## PROBLEM TO WORK ON
Search the material below for the string "Darmstadt" and extract each line that has it.

(Stored records)
......

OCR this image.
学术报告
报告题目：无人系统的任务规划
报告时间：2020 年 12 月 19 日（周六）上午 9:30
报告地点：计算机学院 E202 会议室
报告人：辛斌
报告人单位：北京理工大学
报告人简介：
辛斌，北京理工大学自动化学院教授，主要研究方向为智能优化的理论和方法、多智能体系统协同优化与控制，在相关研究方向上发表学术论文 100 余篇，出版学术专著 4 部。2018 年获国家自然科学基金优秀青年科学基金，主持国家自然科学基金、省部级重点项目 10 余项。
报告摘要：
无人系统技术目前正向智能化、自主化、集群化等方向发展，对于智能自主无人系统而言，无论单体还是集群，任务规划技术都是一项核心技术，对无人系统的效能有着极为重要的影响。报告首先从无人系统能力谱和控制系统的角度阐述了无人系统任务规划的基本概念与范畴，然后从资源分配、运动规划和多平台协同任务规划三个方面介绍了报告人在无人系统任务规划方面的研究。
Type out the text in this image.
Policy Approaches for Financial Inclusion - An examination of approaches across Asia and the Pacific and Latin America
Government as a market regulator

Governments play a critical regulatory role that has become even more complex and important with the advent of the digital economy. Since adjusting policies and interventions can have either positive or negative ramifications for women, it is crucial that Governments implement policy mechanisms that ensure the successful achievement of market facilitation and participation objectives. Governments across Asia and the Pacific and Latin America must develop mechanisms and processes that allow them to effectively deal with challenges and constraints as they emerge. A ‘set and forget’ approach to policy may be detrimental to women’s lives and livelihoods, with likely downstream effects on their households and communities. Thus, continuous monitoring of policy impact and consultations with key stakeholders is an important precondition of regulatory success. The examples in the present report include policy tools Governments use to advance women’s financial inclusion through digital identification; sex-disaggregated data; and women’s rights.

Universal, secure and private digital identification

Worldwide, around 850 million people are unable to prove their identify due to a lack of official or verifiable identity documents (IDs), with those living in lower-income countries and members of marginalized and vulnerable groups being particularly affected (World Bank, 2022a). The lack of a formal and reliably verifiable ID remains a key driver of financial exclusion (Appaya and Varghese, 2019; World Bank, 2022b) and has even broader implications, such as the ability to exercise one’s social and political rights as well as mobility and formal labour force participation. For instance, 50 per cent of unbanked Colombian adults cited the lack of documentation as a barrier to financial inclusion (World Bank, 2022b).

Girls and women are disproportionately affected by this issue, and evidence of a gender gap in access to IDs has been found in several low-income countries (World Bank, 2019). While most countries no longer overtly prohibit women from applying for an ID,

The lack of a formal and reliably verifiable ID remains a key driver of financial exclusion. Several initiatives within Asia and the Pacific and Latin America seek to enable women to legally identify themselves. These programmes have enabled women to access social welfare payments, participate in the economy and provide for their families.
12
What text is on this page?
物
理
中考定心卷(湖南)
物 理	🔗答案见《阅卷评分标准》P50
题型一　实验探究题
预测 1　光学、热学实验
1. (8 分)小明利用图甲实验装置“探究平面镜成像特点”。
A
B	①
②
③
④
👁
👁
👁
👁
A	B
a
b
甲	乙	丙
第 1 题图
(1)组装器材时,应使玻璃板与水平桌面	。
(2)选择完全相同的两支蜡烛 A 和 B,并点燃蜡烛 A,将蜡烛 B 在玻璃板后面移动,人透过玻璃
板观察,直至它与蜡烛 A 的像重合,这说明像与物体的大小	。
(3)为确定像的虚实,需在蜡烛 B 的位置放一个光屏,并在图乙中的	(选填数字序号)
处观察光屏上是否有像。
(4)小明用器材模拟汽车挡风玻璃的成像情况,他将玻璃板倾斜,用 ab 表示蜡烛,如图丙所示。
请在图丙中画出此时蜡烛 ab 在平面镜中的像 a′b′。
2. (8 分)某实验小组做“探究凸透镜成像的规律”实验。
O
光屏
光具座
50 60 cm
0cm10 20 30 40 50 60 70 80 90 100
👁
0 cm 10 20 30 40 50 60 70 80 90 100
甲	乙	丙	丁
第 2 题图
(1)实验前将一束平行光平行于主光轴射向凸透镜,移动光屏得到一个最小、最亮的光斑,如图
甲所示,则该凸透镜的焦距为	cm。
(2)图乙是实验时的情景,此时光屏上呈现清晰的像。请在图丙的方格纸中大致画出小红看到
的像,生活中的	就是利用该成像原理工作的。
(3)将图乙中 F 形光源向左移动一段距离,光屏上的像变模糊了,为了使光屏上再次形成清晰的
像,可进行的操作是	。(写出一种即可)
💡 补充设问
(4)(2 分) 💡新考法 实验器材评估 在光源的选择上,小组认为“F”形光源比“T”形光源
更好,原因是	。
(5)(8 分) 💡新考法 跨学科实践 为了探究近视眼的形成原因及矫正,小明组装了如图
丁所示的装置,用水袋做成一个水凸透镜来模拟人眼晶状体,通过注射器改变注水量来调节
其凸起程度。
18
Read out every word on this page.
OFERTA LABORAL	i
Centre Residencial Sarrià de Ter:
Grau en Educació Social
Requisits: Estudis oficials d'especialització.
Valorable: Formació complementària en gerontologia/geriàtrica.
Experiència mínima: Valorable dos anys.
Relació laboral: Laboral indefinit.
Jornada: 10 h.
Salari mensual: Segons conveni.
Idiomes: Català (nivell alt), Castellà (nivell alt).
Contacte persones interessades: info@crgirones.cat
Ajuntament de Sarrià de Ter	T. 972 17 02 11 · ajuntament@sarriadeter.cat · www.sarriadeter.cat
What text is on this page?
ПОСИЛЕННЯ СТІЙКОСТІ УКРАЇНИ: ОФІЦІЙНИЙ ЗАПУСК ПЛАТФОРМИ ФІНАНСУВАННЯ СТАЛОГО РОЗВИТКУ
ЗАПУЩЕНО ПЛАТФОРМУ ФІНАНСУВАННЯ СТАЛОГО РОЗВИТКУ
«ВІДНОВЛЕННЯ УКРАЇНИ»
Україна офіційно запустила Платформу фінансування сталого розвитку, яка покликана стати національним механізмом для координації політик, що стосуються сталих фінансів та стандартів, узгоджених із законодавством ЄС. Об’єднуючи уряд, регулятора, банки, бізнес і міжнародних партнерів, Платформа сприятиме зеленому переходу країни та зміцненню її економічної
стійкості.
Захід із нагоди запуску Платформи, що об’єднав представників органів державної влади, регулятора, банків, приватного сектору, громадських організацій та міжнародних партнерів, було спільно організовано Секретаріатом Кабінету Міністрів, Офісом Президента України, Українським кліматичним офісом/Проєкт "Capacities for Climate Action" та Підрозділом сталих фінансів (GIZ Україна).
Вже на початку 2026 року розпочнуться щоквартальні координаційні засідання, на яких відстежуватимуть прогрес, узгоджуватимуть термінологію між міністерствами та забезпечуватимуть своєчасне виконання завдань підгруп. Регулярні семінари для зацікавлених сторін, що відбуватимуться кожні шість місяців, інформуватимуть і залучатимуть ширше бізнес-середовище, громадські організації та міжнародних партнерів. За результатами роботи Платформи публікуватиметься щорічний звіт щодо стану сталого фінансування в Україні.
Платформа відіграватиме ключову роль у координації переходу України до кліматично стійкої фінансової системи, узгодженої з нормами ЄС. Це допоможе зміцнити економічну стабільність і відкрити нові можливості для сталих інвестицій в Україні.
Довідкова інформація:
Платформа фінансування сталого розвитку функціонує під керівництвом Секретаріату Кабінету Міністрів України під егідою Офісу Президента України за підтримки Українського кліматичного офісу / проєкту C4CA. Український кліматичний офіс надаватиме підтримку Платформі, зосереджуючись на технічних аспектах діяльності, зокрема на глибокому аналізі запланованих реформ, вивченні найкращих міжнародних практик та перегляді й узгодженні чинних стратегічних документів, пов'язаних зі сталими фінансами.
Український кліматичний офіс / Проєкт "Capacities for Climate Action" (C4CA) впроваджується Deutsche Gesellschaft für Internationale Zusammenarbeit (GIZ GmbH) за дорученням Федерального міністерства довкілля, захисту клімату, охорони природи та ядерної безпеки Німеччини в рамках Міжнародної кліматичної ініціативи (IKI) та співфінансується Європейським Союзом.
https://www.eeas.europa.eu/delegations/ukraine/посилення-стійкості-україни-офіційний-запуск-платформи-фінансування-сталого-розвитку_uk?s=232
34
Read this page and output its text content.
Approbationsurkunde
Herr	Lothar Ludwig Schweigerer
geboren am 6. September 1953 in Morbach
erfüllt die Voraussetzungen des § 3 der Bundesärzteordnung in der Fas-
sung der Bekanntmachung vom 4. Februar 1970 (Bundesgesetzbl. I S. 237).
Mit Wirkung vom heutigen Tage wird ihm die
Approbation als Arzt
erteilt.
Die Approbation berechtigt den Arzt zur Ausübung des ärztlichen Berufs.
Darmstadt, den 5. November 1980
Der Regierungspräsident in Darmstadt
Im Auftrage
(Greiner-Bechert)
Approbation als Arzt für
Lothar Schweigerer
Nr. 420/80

......

## WRITTEN ANSWER
Darmstadt, den 5. November 1980
Der Regierungspräsident in Darmstadt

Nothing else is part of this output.